WORK INSTRUCTIONS
Nothing should be left out: output all of the entries exactly.

**********

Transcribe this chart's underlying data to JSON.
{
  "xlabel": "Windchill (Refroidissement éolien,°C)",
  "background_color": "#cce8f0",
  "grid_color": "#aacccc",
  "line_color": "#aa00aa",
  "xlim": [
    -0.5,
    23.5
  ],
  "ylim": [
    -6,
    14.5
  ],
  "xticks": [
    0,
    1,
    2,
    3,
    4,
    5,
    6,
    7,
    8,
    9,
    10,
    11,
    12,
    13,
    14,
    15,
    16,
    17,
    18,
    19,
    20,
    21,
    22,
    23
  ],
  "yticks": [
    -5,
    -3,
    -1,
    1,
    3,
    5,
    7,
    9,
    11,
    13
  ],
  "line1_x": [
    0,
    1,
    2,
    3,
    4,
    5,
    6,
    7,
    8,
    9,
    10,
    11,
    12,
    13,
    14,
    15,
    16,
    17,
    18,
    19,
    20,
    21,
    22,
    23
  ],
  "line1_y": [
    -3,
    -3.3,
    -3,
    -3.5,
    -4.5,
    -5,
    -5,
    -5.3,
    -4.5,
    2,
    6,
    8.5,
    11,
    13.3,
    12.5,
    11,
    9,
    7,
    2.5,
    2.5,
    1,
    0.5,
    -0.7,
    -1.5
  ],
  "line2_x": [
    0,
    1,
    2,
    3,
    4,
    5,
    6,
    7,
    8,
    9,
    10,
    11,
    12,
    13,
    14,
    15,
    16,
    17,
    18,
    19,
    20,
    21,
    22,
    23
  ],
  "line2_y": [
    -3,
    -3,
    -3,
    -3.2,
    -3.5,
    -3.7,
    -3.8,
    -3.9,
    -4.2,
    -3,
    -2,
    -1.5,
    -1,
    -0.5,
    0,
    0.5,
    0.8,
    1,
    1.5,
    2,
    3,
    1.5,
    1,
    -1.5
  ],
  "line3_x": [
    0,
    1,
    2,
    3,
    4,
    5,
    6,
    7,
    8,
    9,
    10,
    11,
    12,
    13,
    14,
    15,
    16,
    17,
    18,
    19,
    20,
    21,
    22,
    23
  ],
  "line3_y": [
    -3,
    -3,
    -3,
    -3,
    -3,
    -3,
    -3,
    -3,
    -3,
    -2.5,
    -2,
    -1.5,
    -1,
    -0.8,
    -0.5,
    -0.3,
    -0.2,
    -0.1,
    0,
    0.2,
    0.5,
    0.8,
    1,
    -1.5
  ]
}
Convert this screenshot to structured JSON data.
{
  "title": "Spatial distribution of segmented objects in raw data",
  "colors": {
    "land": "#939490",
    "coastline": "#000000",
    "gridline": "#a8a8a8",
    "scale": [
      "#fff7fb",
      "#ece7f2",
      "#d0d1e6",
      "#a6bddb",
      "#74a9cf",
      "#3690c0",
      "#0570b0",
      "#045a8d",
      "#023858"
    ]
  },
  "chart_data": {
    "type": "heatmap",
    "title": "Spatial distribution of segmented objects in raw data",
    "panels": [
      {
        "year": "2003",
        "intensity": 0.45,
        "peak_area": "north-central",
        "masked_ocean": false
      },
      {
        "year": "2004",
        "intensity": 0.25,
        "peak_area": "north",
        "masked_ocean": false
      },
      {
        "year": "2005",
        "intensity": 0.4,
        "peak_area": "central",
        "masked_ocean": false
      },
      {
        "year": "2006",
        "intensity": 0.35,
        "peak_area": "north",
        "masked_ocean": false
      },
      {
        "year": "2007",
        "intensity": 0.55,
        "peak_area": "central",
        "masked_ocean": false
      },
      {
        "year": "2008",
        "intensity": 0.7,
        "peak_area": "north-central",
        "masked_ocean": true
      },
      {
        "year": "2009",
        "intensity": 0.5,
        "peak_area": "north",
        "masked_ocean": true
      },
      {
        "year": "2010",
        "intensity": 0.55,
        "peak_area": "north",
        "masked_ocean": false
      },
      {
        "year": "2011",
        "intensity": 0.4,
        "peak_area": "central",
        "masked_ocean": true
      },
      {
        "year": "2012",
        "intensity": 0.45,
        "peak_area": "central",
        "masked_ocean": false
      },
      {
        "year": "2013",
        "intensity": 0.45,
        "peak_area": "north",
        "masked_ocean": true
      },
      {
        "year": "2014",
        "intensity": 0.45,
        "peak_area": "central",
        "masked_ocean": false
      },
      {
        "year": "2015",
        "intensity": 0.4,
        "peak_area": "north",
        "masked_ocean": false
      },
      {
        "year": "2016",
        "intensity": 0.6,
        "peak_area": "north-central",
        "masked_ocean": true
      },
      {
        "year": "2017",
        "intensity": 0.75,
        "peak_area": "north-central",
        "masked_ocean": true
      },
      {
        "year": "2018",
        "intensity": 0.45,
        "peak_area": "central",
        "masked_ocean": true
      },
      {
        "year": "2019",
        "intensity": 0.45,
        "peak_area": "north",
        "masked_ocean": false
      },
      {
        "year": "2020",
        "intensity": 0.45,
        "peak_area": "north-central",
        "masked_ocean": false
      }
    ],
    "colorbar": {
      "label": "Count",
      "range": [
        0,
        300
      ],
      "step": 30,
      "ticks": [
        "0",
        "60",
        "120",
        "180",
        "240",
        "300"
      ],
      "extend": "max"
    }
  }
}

**********

THE OUTPUT
Transcribe this chart's underlying data to JSON.
{
  "xlabel": "Windchill (Refroidissement éolien,°C)",
  "background_color": "#cce8f0",
  "grid_color": "#aacccc",
  "line_color": "#aa00aa",
  "xlim": [
    -0.5,
    23.5
  ],
  "ylim": [
    -6,
    14.5
  ],
  "xticks": [
    0,
    1,
    2,
    3,
    4,
    5,
    6,
    7,
    8,
    9,
    10,
    11,
    12,
    13,
    14,
    15,
    16,
    17,
    18,
    19,
    20,
    21,
    22,
    23
  ],
  "yticks": [
    -5,
    -3,
    -1,
    1,
    3,
    5,
    7,
    9,
    11,
    13
  ],
  "line1_x": [
    0,
    1,
    2,
    3,
    4,
    5,
    6,
    7,
    8,
    9,
    10,
    11,
    12,
    13,
    14,
    15,
    16,
    17,
    18,
    19,
    20,
    21,
    22,
    23
  ],
  "line1_y": [
    -3,
    -3.3,
    -3,
    -3.5,
    -4.5,
    -5,
    -5,
    -5.3,
    -4.5,
    2,
    6,
    8.5,
    11,
    13.3,
    12.5,
    11,
    9,
    7,
    2.5,
    2.5,
    1,
    0.5,
    -0.7,
    -1.5
  ],
  "line2_x": [
    0,
    1,
    2,
    3,
    4,
    5,
    6,
    7,
    8,
    9,
    10,
    11,
    12,
    13,
    14,
    15,
    16,
    17,
    18,
    19,
    20,
    21,
    22,
    23
  ],
  "line2_y": [
    -3,
    -3,
    -3,
    -3.2,
    -3.5,
    -3.7,
    -3.8,
    -3.9,
    -4.2,
    -3,
    -2,
    -1.5,
    -1,
    -0.5,
    0,
    0.5,
    0.8,
    1,
    1.5,
    2,
    3,
    1.5,
    1,
    -1.5
  ],
  "line3_x": [
    0,
    1,
    2,
    3,
    4,
    5,
    6,
    7,
    8,
    9,
    10,
    11,
    12,
    13,
    14,
    15,
    16,
    17,
    18,
    19,
    20,
    21,
    22,
    23
  ],
  "line3_y": [
    -3,
    -3,
    -3,
    -3,
    -3,
    -3,
    -3,
    -3,
    -3,
    -2.5,
    -2,
    -1.5,
    -1,
    -0.8,
    -0.5,
    -0.3,
    -0.2,
    -0.1,
    0,
    0.2,
    0.5,
    0.8,
    1,
    -1.5
  ]
}
Convert this screenshot to structured JSON data.
{
  "title": "Spatial distribution of segmented objects in raw data",
  "colors": {
    "land": "#939490",
    "coastline": "#000000",
    "gridline": "#a8a8a8",
    "scale": [
      "#fff7fb",
      "#ece7f2",
      "#d0d1e6",
      "#a6bddb",
      "#74a9cf",
      "#3690c0",
      "#0570b0",
      "#045a8d",
      "#023858"
    ]
  },
  "chart_data": {
    "type": "heatmap",
    "title": "Spatial distribution of segmented objects in raw data",
    "panels": [
      {
        "year": "2003",
        "intensity": 0.45,
        "peak_area": "north-central",
        "masked_ocean": false
      },
      {
        "year": "2004",
        "intensity": 0.25,
        "peak_area": "north",
        "masked_ocean": false
      },
      {
        "year": "2005",
        "intensity": 0.4,
        "peak_area": "central",
        "masked_ocean": false
      },
      {
        "year": "2006",
        "intensity": 0.35,
        "peak_area": "north",
        "masked_ocean": false
      },
      {
        "year": "2007",
        "intensity": 0.55,
        "peak_area": "central",
        "masked_ocean": false
      },
      {
        "year": "2008",
        "intensity": 0.7,
        "peak_area": "north-central",
        "masked_ocean": true
      },
      {
        "year": "2009",
        "intensity": 0.5,
        "peak_area": "north",
        "masked_ocean": true
      },
      {
        "year": "2010",
        "intensity": 0.55,
        "peak_area": "north",
        "masked_ocean": false
      },
      {
        "year": "2011",
        "intensity": 0.4,
        "peak_area": "central",
        "masked_ocean": true
      },
      {
        "year": "2012",
        "intensity": 0.45,
        "peak_area": "central",
        "masked_ocean": false
      },
      {
        "year": "2013",
        "intensity": 0.45,
        "peak_area": "north",
        "masked_ocean": true
      },
      {
        "year": "2014",
        "intensity": 0.45,
        "peak_area": "central",
        "masked_ocean": false
      },
      {
        "year": "2015",
        "intensity": 0.4,
        "peak_area": "north",
        "masked_ocean": false
      },
      {
        "year": "2016",
        "intensity": 0.6,
        "peak_area": "north-central",
        "masked_ocean": true
      },
      {
        "year": "2017",
        "intensity": 0.75,
        "peak_area": "north-central",
        "masked_ocean": true
      },
      {
        "year": "2018",
        "intensity": 0.45,
        "peak_area": "central",
        "masked_ocean": true
      },
      {
        "year": "2019",
        "intensity": 0.45,
        "peak_area": "north",
        "masked_ocean": false
      },
      {
        "year": "2020",
        "intensity": 0.45,
        "peak_area": "north-central",
        "masked_ocean": false
      }
    ],
    "colorbar": {
      "label": "Count",
      "range": [
        0,
        300
      ],
      "step": 30,
      "ticks": [
        "0",
        "60",
        "120",
        "180",
        "240",
        "300"
      ],
      "extend": "max"
    }
  }
}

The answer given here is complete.